**What you will do:** Repeat the material exactly, every line of it.

--- start Dataset records ---

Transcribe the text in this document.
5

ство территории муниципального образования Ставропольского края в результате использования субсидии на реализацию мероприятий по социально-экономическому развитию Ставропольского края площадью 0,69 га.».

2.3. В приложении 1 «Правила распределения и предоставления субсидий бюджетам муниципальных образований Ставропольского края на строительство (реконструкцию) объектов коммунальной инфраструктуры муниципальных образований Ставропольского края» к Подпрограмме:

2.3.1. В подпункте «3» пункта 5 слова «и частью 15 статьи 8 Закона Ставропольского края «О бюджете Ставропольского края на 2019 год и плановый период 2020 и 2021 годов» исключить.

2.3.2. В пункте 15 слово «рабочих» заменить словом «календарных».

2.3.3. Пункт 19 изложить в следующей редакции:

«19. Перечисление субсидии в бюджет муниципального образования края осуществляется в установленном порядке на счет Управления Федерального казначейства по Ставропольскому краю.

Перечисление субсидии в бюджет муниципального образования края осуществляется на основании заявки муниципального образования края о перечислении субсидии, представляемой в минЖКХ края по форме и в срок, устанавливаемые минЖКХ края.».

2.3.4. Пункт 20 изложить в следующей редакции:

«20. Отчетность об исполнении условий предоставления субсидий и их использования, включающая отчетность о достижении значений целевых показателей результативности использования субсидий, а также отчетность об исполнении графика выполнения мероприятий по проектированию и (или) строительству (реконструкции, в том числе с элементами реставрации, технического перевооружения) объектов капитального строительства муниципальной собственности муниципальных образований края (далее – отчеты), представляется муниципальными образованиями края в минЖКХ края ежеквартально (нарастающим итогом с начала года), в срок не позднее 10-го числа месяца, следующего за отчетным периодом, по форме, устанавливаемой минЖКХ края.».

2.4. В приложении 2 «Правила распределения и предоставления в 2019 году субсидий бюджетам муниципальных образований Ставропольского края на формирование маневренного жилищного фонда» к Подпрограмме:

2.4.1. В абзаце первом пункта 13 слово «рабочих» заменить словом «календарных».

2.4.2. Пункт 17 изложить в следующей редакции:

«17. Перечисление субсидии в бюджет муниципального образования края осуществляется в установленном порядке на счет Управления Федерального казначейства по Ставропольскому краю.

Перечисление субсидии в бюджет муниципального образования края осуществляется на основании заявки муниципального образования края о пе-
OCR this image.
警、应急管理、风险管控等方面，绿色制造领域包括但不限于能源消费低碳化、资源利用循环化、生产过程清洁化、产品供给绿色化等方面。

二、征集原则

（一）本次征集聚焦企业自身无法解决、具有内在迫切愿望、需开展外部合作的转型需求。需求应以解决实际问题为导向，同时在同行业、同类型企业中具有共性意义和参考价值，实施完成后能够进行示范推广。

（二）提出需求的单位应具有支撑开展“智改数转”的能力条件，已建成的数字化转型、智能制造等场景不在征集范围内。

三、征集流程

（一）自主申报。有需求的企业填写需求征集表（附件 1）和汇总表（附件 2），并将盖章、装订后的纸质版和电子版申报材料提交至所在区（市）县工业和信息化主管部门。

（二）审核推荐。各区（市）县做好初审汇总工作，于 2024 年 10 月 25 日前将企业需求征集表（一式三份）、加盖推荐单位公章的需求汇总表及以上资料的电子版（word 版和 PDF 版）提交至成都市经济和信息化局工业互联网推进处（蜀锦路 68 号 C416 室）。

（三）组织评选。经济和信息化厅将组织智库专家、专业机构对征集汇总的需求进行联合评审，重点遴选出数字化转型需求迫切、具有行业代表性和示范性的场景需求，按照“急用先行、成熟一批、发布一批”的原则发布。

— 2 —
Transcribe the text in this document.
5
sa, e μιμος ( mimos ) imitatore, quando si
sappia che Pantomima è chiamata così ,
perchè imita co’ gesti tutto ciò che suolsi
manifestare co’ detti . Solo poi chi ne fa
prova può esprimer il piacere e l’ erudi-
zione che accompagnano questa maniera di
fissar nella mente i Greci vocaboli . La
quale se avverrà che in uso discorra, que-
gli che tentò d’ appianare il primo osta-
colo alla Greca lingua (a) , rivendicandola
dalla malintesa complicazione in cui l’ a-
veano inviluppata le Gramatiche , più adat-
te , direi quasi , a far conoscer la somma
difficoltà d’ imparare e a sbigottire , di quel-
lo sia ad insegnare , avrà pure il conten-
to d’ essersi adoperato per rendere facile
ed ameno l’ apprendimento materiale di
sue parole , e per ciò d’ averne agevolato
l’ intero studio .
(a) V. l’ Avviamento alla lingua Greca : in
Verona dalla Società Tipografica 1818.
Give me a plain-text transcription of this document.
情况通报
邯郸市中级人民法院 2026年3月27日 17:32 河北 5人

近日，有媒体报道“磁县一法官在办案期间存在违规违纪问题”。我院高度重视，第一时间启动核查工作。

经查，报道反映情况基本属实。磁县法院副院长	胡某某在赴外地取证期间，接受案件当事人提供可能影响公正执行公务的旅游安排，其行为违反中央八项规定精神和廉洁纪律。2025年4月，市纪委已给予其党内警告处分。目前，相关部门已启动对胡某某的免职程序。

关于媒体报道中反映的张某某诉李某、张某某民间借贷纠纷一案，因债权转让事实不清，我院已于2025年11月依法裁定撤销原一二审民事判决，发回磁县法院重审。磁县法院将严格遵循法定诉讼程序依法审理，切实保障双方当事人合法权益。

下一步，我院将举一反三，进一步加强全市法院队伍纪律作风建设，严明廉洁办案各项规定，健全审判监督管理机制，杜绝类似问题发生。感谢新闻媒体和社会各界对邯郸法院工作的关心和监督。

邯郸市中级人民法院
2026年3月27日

--- end Dataset records ---

**Result of this exercise:**
Transcribe the text in this document.
5

ство территории муниципального образования Ставропольского края в результате использования субсидии на реализацию мероприятий по социально-экономическому развитию Ставропольского края площадью 0,69 га.».

2.3. В приложении 1 «Правила распределения и предоставления субсидий бюджетам муниципальных образований Ставропольского края на строительство (реконструкцию) объектов коммунальной инфраструктуры муниципальных образований Ставропольского края» к Подпрограмме:

2.3.1. В подпункте «3» пункта 5 слова «и частью 15 статьи 8 Закона Ставропольского края «О бюджете Ставропольского края на 2019 год и плановый период 2020 и 2021 годов» исключить.

2.3.2. В пункте 15 слово «рабочих» заменить словом «календарных».

2.3.3. Пункт 19 изложить в следующей редакции:

«19. Перечисление субсидии в бюджет муниципального образования края осуществляется в установленном порядке на счет Управления Федерального казначейства по Ставропольскому краю.

Перечисление субсидии в бюджет муниципального образования края осуществляется на основании заявки муниципального образования края о перечислении субсидии, представляемой в минЖКХ края по форме и в срок, устанавливаемые минЖКХ края.».

2.3.4. Пункт 20 изложить в следующей редакции:

«20. Отчетность об исполнении условий предоставления субсидий и их использования, включающая отчетность о достижении значений целевых показателей результативности использования субсидий, а также отчетность об исполнении графика выполнения мероприятий по проектированию и (или) строительству (реконструкции, в том числе с элементами реставрации, технического перевооружения) объектов капитального строительства муниципальной собственности муниципальных образований края (далее – отчеты), представляется муниципальными образованиями края в минЖКХ края ежеквартально (нарастающим итогом с начала года), в срок не позднее 10-го числа месяца, следующего за отчетным периодом, по форме, устанавливаемой минЖКХ края.».

2.4. В приложении 2 «Правила распределения и предоставления в 2019 году субсидий бюджетам муниципальных образований Ставропольского края на формирование маневренного жилищного фонда» к Подпрограмме:

2.4.1. В абзаце первом пункта 13 слово «рабочих» заменить словом «календарных».

2.4.2. Пункт 17 изложить в следующей редакции:

«17. Перечисление субсидии в бюджет муниципального образования края осуществляется в установленном порядке на счет Управления Федерального казначейства по Ставропольскому краю.

Перечисление субсидии в бюджет муниципального образования края осуществляется на основании заявки муниципального образования края о пе-
OCR this image.
警、应急管理、风险管控等方面，绿色制造领域包括但不限于能源消费低碳化、资源利用循环化、生产过程清洁化、产品供给绿色化等方面。

二、征集原则

（一）本次征集聚焦企业自身无法解决、具有内在迫切愿望、需开展外部合作的转型需求。需求应以解决实际问题为导向，同时在同行业、同类型企业中具有共性意义和参考价值，实施完成后能够进行示范推广。

（二）提出需求的单位应具有支撑开展“智改数转”的能力条件，已建成的数字化转型、智能制造等场景不在征集范围内。

三、征集流程

（一）自主申报。有需求的企业填写需求征集表（附件 1）和汇总表（附件 2），并将盖章、装订后的纸质版和电子版申报材料提交至所在区（市）县工业和信息化主管部门。

（二）审核推荐。各区（市）县做好初审汇总工作，于 2024 年 10 月 25 日前将企业需求征集表（一式三份）、加盖推荐单位公章的需求汇总表及以上资料的电子版（word 版和 PDF 版）提交至成都市经济和信息化局工业互联网推进处（蜀锦路 68 号 C416 室）。

（三）组织评选。经济和信息化厅将组织智库专家、专业机构对征集汇总的需求进行联合评审，重点遴选出数字化转型需求迫切、具有行业代表性和示范性的场景需求，按照“急用先行、成熟一批、发布一批”的原则发布。

— 2 —
Transcribe the text in this document.
5
sa, e μιμος ( mimos ) imitatore, quando si
sappia che Pantomima è chiamata così ,
perchè imita co’ gesti tutto ciò che suolsi
manifestare co’ detti . Solo poi chi ne fa
prova può esprimer il piacere e l’ erudi-
zione che accompagnano questa maniera di
fissar nella mente i Greci vocaboli . La
quale se avverrà che in uso discorra, que-
gli che tentò d’ appianare il primo osta-
colo alla Greca lingua (a) , rivendicandola
dalla malintesa complicazione in cui l’ a-
veano inviluppata le Gramatiche , più adat-
te , direi quasi , a far conoscer la somma
difficoltà d’ imparare e a sbigottire , di quel-
lo sia ad insegnare , avrà pure il conten-
to d’ essersi adoperato per rendere facile
ed ameno l’ apprendimento materiale di
sue parole , e per ciò d’ averne agevolato
l’ intero studio .
(a) V. l’ Avviamento alla lingua Greca : in
Verona dalla Società Tipografica 1818.
Give me a plain-text transcription of this document.
情况通报
邯郸市中级人民法院 2026年3月27日 17:32 河北 5人

近日，有媒体报道“磁县一法官在办案期间存在违规违纪问题”。我院高度重视，第一时间启动核查工作。

经查，报道反映情况基本属实。磁县法院副院长	胡某某在赴外地取证期间，接受案件当事人提供可能影响公正执行公务的旅游安排，其行为违反中央八项规定精神和廉洁纪律。2025年4月，市纪委已给予其党内警告处分。目前，相关部门已启动对胡某某的免职程序。

关于媒体报道中反映的张某某诉李某、张某某民间借贷纠纷一案，因债权转让事实不清，我院已于2025年11月依法裁定撤销原一二审民事判决，发回磁县法院重审。磁县法院将严格遵循法定诉讼程序依法审理，切实保障双方当事人合法权益。

下一步，我院将举一反三，进一步加强全市法院队伍纪律作风建设，严明廉洁办案各项规定，健全审判监督管理机制，杜绝类似问题发生。感谢新闻媒体和社会各界对邯郸法院工作的关心和监督。

邯郸市中级人民法院
2026年3月27日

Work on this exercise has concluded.